* Begin Excerpted data *

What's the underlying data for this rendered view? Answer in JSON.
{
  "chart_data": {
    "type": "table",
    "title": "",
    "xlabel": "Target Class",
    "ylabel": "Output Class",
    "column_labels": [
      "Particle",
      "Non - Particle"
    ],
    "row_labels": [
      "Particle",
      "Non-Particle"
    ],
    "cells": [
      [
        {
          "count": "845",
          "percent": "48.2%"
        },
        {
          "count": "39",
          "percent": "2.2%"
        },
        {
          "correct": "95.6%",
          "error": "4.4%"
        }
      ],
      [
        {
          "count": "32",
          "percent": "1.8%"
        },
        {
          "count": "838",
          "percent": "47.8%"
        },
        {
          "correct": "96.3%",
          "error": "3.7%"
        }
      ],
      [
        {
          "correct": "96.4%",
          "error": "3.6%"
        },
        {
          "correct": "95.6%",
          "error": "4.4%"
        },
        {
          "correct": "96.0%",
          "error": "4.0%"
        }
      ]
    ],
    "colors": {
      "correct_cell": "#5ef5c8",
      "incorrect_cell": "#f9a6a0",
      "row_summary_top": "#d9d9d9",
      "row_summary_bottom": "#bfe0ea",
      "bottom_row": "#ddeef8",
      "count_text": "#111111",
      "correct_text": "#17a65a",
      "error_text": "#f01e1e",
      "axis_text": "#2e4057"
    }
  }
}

* End Excerpted data *
* Begin Excerpted data *

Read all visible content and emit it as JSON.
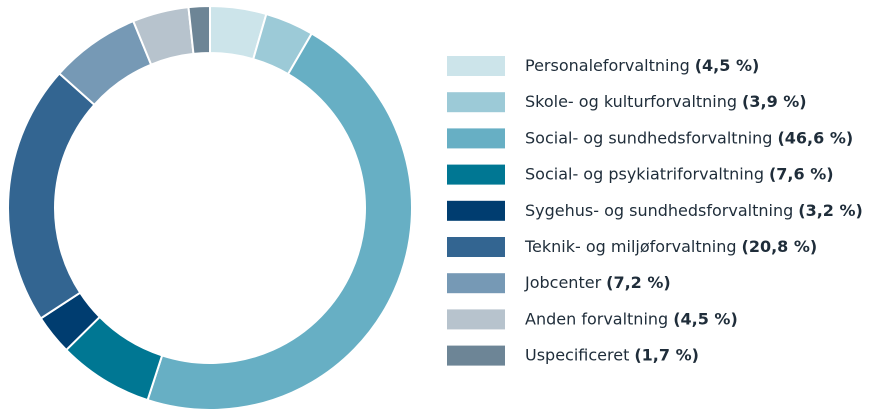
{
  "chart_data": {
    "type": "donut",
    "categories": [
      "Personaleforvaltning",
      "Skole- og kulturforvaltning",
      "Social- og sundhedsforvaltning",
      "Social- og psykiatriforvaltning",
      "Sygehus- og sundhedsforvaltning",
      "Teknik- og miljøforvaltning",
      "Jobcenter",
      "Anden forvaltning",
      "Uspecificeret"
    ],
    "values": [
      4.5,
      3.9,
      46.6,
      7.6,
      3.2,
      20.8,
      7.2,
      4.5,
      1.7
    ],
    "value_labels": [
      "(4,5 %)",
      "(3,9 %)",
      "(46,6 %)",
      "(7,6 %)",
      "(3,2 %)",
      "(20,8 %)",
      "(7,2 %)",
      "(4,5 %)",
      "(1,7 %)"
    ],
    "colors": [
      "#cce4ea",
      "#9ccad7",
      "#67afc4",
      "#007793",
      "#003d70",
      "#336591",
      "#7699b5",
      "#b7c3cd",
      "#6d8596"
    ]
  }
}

* End Excerpted data *

_Written problem:_ Exactly how many lines of the listing above contain the string "Particle"? Give no more than the number.

_Solution for this task:_ 4